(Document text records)
◆ ◆ ◆ ◆ ◆ ◆ ◆

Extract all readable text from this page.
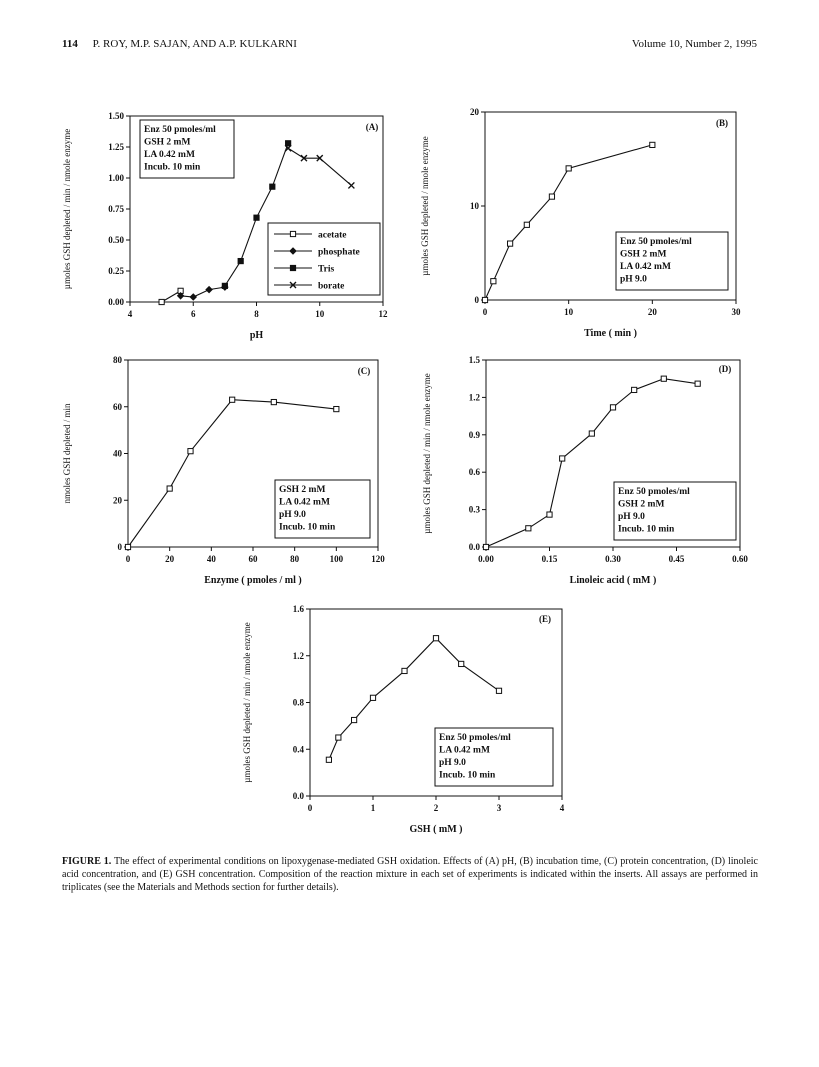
114 P. ROY, M.P. SAJAN, AND A.P. KULKARNI	Volume 10, Number 2, 1995
4	6	8	10	12
0.00
0.25
0.50
0.75
1.00
1.25
1.50
pH
µmoles GSH depleted / min / nmole enzyme
(A)
Enz 50 pmoles/ml
GSH 2 mM
LA 0.42 mM
Incub. 10 min
acetate
phosphate
Tris
borate
0	10	20	30
0
10
20
Time ( min )
µmoles GSH depleted / nmole enzyme
(B)
Enz 50 pmoles/ml
GSH 2 mM
LA 0.42 mM
pH 9.0
0	20	40	60	80	100	120
0
20
40
60
80
Enzyme ( pmoles / ml )
nmoles GSH depleted / min
(C)
GSH 2 mM
LA 0.42 mM
pH 9.0
Incub. 10 min
0.00	0.15	0.30	0.45	0.60
0.0
0.3
0.6
0.9
1.2
1.5
Linoleic acid ( mM )
µmoles GSH depleted / min / nmole enzyme
(D)
Enz 50 pmoles/ml
GSH 2 mM
pH 9.0
Incub. 10 min
0	1	2	3	4
0.0
0.4
0.8
1.2
1.6
GSH ( mM )
µmoles GSH depleted / min / nmole enzyme
(E)
Enz 50 pmoles/ml
LA 0.42 mM
pH 9.0
Incub. 10 min
FIGURE 1. The effect of experimental conditions on lipoxygenase-mediated GSH oxidation. Effects of (A) pH, (B) incubation time, (C) protein concentration, (D) linoleic acid concentration, and (E) GSH concentration. Composition of the reaction mixture in each set of experiments is indicated within the inserts. All assays are performed in triplicates (see the Materials and Methods section for further details).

◆ ◆ ◆ ◆ ◆ ◆ ◆

Task goal -> A word-for-word repetition of the data above, without pictures, is the expected answer.

Response below ->
Extract all readable text from this page.
114 P. ROY, M.P. SAJAN, AND A.P. KULKARNI	Volume 10, Number 2, 1995
4	6	8	10	12
0.00
0.25
0.50
0.75
1.00
1.25
1.50
pH
µmoles GSH depleted / min / nmole enzyme
(A)
Enz 50 pmoles/ml
GSH 2 mM
LA 0.42 mM
Incub. 10 min
acetate
phosphate
Tris
borate
0	10	20	30
0
10
20
Time ( min )
µmoles GSH depleted / nmole enzyme
(B)
Enz 50 pmoles/ml
GSH 2 mM
LA 0.42 mM
pH 9.0
0	20	40	60	80	100	120
0
20
40
60
80
Enzyme ( pmoles / ml )
nmoles GSH depleted / min
(C)
GSH 2 mM
LA 0.42 mM
pH 9.0
Incub. 10 min
0.00	0.15	0.30	0.45	0.60
0.0
0.3
0.6
0.9
1.2
1.5
Linoleic acid ( mM )
µmoles GSH depleted / min / nmole enzyme
(D)
Enz 50 pmoles/ml
GSH 2 mM
pH 9.0
Incub. 10 min
0	1	2	3	4
0.0
0.4
0.8
1.2
1.6
GSH ( mM )
µmoles GSH depleted / min / nmole enzyme
(E)
Enz 50 pmoles/ml
LA 0.42 mM
pH 9.0
Incub. 10 min
FIGURE 1. The effect of experimental conditions on lipoxygenase-mediated GSH oxidation. Effects of (A) pH, (B) incubation time, (C) protein concentration, (D) linoleic acid concentration, and (E) GSH concentration. Composition of the reaction mixture in each set of experiments is indicated within the inserts. All assays are performed in triplicates (see the Materials and Methods section for further details).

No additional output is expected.